SOURCE RECORDS:
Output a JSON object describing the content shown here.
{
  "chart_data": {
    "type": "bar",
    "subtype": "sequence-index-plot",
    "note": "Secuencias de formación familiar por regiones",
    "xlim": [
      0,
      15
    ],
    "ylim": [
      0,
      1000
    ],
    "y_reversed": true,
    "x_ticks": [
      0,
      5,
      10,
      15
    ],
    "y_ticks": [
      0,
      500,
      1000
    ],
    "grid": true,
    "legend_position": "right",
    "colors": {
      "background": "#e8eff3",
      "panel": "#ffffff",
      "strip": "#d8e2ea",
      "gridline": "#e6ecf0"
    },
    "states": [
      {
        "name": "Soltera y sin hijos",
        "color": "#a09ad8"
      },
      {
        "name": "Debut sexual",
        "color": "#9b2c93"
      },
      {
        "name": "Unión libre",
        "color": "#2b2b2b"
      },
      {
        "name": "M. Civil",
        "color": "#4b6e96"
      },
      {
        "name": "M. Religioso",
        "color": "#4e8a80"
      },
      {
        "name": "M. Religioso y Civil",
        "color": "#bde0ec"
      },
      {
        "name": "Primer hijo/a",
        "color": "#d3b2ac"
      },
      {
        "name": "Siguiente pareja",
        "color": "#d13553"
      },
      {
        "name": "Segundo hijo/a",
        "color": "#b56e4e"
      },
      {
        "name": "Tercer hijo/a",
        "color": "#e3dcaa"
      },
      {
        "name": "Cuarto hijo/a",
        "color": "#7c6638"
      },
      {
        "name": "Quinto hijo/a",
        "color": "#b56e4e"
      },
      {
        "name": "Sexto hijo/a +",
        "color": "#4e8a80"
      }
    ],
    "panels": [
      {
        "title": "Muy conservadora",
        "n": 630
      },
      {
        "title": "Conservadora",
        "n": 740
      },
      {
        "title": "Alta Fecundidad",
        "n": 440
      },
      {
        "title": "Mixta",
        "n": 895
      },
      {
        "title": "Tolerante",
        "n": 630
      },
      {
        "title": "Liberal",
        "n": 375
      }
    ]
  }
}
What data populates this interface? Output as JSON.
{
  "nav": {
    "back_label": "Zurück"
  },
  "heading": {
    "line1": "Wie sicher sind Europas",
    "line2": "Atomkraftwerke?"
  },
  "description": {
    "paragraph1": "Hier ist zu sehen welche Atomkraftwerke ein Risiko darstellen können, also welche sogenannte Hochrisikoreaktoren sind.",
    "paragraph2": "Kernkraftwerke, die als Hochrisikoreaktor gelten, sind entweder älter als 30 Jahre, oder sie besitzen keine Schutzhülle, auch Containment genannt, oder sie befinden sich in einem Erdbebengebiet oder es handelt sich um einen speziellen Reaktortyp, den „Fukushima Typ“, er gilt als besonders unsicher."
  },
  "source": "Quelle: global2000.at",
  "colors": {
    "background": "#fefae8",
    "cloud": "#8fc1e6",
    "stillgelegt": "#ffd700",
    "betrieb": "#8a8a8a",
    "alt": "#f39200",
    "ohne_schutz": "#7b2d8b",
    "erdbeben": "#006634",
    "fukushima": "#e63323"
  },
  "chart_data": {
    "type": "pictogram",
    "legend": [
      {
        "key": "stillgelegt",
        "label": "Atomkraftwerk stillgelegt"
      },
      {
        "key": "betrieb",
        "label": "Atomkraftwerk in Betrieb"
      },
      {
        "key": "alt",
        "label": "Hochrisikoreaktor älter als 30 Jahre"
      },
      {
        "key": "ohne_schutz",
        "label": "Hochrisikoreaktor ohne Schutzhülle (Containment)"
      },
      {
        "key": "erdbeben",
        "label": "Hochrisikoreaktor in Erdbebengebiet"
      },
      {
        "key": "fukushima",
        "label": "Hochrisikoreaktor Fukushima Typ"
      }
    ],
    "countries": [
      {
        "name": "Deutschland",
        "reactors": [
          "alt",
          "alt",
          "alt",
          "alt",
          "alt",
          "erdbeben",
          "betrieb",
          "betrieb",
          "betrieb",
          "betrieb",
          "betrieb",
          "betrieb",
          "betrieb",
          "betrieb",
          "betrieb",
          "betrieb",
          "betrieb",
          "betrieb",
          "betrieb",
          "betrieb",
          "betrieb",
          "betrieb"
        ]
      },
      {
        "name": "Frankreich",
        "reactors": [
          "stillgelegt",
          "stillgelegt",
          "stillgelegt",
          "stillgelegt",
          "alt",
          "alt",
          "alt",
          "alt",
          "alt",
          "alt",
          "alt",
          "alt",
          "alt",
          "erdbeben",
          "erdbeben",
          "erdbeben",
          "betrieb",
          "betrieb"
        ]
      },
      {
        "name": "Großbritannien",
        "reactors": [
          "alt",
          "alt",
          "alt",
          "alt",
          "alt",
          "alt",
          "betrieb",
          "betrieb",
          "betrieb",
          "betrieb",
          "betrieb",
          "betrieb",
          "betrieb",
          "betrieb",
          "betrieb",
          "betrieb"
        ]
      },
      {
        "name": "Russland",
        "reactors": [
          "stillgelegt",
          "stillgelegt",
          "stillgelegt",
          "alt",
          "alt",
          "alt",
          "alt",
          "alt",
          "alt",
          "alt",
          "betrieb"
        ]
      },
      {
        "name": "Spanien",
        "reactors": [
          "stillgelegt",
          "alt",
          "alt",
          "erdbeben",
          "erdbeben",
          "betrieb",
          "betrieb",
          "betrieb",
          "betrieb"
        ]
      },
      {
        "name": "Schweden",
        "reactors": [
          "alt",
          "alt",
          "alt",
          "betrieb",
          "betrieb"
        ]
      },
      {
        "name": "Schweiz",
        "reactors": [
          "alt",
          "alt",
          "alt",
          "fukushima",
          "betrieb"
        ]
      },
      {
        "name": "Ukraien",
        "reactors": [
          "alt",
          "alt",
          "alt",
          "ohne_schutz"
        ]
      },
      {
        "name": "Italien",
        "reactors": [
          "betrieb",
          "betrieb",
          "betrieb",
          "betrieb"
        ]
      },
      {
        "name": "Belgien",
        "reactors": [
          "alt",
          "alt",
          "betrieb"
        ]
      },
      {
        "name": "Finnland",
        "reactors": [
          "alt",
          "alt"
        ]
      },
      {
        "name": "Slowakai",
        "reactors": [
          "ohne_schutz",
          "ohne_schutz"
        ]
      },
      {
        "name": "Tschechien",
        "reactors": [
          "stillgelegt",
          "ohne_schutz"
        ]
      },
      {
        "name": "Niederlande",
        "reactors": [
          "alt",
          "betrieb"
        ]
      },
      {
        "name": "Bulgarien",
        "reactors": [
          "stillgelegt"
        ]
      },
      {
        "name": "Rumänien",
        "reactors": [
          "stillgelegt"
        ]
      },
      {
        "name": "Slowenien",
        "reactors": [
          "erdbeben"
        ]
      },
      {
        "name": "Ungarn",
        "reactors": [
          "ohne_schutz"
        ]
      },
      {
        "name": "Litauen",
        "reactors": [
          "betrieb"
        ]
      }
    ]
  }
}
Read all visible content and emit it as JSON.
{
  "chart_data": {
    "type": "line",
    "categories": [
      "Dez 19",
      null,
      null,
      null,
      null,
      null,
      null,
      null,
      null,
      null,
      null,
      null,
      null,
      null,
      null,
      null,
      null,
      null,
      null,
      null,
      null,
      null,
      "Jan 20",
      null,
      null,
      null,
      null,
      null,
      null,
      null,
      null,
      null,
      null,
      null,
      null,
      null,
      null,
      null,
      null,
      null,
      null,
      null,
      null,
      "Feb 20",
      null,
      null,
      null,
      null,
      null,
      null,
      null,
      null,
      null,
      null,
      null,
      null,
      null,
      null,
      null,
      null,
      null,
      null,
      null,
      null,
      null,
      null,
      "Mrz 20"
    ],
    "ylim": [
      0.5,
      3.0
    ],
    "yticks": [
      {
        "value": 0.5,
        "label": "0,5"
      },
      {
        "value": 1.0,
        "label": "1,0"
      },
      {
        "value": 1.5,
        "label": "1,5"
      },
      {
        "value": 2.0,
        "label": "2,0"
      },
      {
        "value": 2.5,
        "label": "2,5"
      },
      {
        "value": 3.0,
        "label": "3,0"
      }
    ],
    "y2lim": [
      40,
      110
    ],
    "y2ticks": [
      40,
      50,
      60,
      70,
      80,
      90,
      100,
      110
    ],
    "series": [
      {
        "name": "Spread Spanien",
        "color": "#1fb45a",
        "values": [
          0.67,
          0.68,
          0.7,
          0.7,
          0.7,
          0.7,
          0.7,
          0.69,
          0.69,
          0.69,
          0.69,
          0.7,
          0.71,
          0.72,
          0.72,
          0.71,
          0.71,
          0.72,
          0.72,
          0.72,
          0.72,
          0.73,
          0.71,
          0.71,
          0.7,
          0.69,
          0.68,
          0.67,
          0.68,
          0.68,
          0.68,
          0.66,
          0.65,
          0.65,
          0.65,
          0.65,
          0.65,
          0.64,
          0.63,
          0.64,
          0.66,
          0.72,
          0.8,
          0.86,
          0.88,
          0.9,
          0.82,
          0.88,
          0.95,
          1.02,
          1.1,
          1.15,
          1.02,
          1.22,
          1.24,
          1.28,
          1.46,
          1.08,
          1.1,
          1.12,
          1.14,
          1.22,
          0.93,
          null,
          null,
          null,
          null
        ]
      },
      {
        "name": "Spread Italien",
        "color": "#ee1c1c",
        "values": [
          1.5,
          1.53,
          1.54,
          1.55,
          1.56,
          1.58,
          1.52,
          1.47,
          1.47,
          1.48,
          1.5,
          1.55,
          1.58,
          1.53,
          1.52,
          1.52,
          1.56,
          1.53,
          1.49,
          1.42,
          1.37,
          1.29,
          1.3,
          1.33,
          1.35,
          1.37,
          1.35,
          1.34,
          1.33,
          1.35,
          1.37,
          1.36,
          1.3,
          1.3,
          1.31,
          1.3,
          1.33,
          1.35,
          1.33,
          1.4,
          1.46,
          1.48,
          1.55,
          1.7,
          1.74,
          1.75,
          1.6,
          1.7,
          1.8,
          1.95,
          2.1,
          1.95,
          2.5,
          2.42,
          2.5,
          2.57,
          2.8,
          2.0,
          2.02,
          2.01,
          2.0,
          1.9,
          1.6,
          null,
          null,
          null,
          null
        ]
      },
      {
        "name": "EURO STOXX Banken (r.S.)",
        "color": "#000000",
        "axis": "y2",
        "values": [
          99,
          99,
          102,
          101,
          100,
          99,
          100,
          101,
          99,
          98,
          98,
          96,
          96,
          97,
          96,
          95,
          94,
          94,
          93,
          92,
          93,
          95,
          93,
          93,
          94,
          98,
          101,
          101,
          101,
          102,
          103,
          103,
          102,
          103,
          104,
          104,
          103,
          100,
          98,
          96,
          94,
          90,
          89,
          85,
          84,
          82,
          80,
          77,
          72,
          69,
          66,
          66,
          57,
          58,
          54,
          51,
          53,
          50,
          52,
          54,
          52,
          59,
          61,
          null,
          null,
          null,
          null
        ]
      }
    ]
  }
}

SET PROBLEM: Copy all lines of the listing above that contain the string "Spread".

OUTPUT:
        "name": "Spread Spanien",
        "name": "Spread Italien",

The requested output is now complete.